**作業内容**.
1. 抜粋によると、最初のベースはミニアンプ付きでいくらで友達から売ってもらったか。
2. 抜粋のうち「結局2本目に買ったのはラルクのtetsuモデルやったけど・・・。」から「くに読めない事も知っていた。」までを、両端を含めて一字も変えずに返せ。

**抜粋テキスト**.
「松山のGLAYになりたい・・・」


18才の時にそういう想いを抱き、どこのメーカーなのかも分からないベース(黒のモッキンバード)をとりあえず友達に3流メーカーのミニアンプも付きで15,000円でで売ってもらった。

今にして思うと高い気もするが、とにかくリスナーとしてではなくプレイヤーとしてロックに足を踏み入れたかった俺にとっては高くは思わなかった。

ちなみに、このベースを買う前から、まずはこのベースで練習してから、バイト代が貯まったら黒夢の人時モデルを2本目に買おうを思っていた。

結局2本目に買ったのはラルクのtetsuモデルやったけど・・・。


俺がベースを始めた頃、親父が俺に「バンドやるんはええけど、お前譜面読めるんか?」と言われた。

親父も実は若い頃にギターでGS系のコピーバンドをやっていたのだが、俺の音楽の成績がせいぜい2か3やった事も、譜面もろくに読めない事も知っていた。


そんな俺でも4拍子と3拍子と音符の長さは、ベースを買うよりも前に買っていたGLAYのアルバム「BEAT out!」のスコアを実際の音源を聞きながら、音と譜面を照らし合わせて見て、音符の長さや繰り返し記号などを何となく感覚で勉強していった。

**データセット行**.

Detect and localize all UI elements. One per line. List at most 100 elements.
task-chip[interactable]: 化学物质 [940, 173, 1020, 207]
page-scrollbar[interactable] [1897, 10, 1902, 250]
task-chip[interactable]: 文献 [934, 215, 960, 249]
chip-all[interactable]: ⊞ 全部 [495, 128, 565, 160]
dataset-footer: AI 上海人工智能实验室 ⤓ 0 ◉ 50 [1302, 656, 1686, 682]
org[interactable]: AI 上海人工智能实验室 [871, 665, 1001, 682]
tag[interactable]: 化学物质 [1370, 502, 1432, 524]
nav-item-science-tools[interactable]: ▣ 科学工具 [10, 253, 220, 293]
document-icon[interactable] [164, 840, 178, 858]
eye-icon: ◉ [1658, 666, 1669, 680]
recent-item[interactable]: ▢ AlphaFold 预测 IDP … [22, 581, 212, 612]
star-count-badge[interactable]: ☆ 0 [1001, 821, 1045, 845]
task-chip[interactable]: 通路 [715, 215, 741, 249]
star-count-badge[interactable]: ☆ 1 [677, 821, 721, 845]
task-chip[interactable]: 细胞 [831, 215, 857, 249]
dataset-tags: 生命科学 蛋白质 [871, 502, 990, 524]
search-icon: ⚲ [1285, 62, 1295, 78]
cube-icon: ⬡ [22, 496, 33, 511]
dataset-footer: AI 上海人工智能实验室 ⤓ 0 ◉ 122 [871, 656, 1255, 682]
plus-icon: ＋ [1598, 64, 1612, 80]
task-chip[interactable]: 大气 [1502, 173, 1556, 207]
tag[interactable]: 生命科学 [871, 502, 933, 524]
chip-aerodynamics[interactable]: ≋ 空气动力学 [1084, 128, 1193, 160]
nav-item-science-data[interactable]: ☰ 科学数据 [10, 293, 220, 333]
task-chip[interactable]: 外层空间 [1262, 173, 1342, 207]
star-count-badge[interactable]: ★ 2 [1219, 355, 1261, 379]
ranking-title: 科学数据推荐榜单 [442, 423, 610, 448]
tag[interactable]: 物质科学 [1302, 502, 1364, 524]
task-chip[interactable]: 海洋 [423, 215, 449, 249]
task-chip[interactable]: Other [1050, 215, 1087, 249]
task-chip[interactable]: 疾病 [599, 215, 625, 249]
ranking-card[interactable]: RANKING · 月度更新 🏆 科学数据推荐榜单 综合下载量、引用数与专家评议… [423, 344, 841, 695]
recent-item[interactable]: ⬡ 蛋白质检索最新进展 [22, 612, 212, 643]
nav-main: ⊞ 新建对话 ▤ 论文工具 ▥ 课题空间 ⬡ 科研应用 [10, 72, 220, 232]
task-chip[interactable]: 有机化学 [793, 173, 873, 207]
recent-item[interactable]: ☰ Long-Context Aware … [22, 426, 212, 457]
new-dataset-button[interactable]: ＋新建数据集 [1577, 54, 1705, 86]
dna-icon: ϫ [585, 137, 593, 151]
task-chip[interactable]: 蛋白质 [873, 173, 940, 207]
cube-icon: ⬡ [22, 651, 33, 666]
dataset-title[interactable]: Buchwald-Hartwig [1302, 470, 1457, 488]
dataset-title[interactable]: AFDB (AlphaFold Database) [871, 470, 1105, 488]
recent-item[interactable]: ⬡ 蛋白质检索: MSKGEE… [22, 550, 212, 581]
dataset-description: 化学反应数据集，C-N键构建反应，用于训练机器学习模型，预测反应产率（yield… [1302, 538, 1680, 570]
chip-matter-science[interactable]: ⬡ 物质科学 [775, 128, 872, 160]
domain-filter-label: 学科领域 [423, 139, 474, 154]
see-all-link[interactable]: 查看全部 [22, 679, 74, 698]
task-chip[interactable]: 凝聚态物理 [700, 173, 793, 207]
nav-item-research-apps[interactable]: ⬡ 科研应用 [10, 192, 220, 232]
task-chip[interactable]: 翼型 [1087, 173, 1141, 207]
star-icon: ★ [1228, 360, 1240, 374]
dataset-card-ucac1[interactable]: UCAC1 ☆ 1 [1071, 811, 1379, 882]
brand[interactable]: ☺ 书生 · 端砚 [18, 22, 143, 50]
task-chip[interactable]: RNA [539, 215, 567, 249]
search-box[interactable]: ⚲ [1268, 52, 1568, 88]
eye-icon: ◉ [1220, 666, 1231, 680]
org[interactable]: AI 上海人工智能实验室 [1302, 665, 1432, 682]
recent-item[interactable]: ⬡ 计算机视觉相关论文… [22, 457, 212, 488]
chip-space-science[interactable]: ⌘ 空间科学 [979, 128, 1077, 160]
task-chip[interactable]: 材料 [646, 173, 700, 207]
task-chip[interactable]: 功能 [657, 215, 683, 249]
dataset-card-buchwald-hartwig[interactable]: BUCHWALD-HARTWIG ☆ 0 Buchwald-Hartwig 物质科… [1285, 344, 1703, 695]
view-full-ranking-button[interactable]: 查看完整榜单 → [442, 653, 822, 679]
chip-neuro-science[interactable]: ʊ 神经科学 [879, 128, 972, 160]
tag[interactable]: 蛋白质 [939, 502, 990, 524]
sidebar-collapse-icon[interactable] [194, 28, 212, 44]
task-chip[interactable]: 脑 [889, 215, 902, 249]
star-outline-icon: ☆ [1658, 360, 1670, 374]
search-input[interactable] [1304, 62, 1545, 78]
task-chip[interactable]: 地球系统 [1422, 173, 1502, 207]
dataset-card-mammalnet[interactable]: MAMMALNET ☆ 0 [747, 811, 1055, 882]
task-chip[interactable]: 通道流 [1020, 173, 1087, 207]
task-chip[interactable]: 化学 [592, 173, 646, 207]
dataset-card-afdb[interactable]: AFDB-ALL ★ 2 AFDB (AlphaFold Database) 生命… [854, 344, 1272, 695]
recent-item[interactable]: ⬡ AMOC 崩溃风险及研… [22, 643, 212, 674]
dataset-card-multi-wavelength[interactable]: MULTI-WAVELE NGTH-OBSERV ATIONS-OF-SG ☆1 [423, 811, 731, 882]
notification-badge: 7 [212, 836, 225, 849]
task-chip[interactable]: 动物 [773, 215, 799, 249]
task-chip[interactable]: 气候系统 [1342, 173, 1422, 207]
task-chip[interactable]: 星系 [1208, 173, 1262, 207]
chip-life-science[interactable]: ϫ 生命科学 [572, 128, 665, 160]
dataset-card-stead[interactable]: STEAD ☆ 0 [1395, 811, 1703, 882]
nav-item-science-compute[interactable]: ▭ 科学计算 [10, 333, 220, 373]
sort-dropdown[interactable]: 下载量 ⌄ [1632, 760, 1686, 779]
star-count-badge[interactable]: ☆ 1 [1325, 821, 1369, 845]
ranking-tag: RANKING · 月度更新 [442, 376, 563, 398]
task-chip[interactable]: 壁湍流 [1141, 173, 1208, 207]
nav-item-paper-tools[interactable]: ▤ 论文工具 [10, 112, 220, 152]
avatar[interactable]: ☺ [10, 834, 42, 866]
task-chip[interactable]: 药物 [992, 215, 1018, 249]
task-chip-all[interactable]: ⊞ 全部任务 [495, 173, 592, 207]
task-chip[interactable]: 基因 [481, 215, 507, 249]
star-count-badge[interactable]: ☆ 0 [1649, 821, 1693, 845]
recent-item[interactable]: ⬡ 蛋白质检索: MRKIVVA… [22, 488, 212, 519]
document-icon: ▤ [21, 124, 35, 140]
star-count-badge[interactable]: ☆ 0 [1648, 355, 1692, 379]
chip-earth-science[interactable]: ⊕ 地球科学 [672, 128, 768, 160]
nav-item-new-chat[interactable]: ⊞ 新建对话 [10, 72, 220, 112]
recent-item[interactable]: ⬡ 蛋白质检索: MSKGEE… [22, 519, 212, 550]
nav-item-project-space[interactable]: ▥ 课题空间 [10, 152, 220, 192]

**想定回答**.
1. 15,000円。

2.
結局2本目に買ったのはラルクのtetsuモデルやったけど・・・。


俺がベースを始めた頃、親父が俺に「バンドやるんはええけど、お前譜面読めるんか?」と言われた。

親父も実は若い頃にギターでGS系のコピーバンドをやっていたのだが、俺の音楽の成績がせいぜい2か3やった事も、譜面もろくに読めない事も知っていた。